#### [AIM OF THE TASK]
Lines that include the word "screenshot" are the ones to copy.

#### [SOURCE MATERIAL]

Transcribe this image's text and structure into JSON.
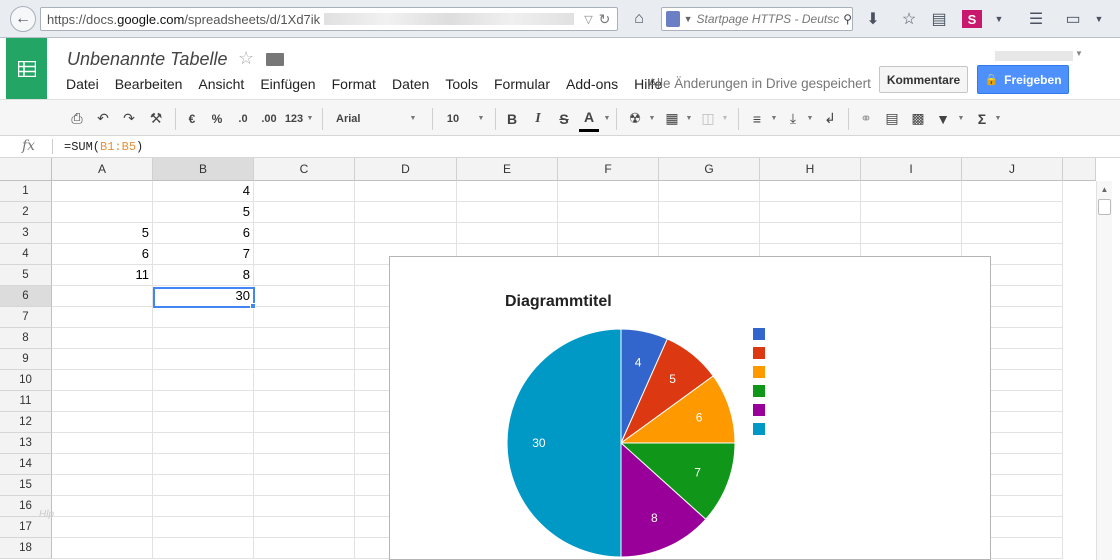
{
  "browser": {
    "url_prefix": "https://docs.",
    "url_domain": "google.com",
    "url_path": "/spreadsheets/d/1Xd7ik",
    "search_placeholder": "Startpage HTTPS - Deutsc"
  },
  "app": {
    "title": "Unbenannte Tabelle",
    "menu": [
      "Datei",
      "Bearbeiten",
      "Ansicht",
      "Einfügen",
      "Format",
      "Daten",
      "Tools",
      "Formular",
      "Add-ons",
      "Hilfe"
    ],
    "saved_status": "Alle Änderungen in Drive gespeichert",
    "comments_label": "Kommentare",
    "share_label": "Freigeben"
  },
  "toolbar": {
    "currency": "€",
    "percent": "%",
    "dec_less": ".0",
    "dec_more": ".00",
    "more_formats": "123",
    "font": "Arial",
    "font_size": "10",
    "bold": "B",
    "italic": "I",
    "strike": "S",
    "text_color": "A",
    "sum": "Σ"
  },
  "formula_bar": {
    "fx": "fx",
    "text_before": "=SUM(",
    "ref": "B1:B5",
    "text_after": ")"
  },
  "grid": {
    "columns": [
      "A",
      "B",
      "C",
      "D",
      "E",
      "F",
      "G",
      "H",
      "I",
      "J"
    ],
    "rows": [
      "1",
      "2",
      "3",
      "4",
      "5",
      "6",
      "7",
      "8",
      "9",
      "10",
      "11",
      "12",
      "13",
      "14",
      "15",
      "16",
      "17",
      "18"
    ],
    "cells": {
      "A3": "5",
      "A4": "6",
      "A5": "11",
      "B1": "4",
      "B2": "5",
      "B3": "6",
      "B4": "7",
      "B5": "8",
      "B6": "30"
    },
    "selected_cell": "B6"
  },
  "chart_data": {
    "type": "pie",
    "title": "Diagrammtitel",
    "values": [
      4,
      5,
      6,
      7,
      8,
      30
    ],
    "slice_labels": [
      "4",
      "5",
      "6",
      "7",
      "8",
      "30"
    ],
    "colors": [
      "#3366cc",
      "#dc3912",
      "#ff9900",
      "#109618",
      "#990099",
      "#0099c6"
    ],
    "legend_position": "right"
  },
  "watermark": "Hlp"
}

--

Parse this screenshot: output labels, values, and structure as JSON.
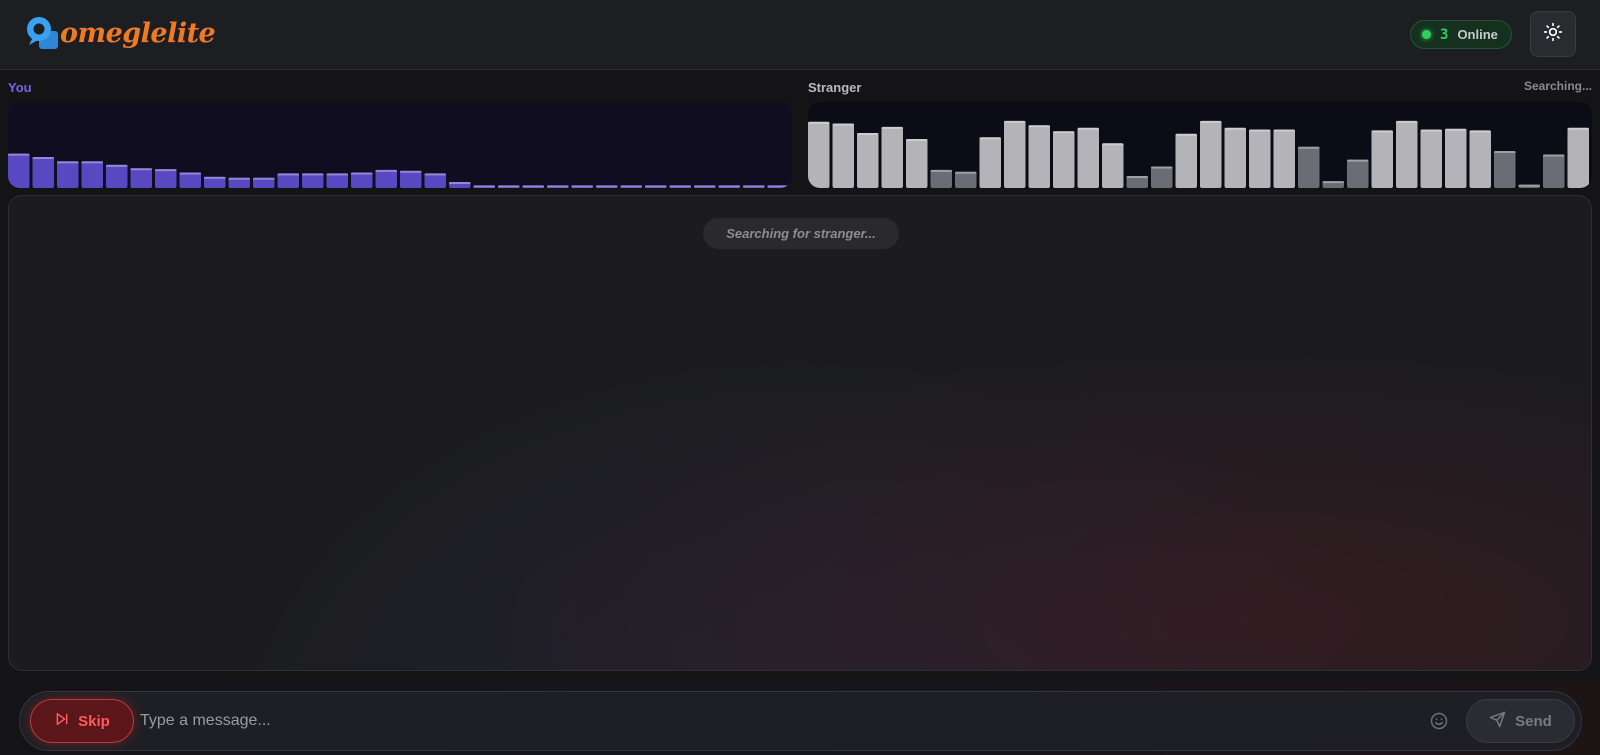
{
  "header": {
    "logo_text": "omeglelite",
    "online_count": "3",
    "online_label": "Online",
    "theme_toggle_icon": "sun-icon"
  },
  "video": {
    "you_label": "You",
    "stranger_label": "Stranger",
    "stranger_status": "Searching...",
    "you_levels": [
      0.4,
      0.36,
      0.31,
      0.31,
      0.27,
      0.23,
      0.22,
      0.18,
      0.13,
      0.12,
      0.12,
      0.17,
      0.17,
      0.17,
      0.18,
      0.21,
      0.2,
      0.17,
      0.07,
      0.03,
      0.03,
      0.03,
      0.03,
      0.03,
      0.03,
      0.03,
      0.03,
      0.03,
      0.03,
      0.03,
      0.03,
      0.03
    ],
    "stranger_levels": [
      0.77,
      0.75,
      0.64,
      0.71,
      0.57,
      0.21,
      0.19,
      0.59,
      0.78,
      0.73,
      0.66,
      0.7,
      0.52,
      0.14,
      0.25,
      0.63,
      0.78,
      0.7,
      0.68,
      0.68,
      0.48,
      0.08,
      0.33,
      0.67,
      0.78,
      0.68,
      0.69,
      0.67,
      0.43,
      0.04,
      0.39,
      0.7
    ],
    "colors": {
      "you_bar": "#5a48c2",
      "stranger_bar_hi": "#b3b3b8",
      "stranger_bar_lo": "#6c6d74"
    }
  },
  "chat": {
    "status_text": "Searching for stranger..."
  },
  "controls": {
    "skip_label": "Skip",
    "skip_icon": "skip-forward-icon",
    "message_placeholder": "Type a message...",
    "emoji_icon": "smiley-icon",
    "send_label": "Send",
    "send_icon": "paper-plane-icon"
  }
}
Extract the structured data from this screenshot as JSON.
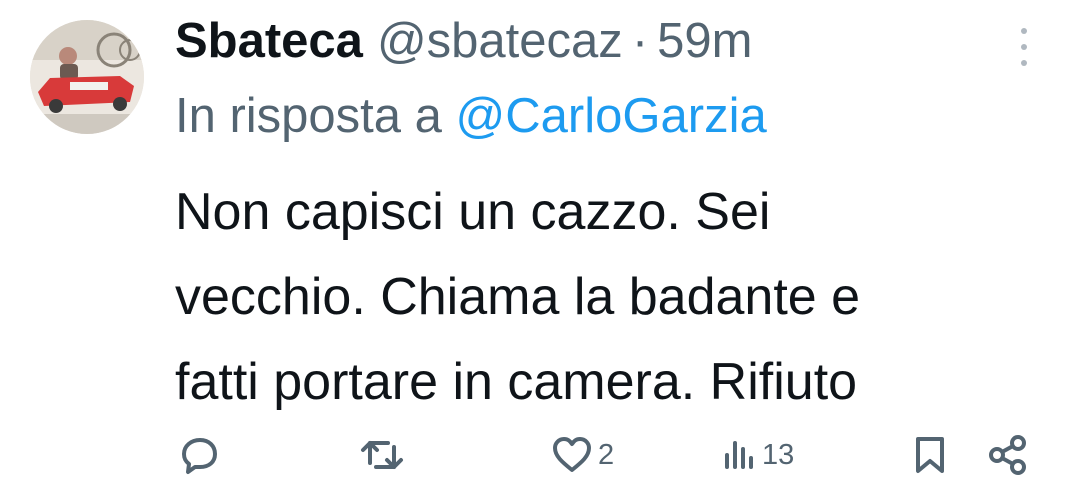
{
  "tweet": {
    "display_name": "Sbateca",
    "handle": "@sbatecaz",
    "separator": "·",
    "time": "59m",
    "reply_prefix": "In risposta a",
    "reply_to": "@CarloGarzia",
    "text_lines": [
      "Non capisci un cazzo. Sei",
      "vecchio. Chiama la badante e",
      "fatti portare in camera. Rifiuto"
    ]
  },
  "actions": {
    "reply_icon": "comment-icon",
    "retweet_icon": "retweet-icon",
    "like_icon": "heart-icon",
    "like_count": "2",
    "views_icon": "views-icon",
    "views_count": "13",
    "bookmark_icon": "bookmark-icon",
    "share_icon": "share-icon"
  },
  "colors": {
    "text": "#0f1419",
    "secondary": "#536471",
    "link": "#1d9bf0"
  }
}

#### [RESPONSE]
Parse this screenshot: output labels, values, and structure as JSON.
Extract the structured data from this screenshot as JSON.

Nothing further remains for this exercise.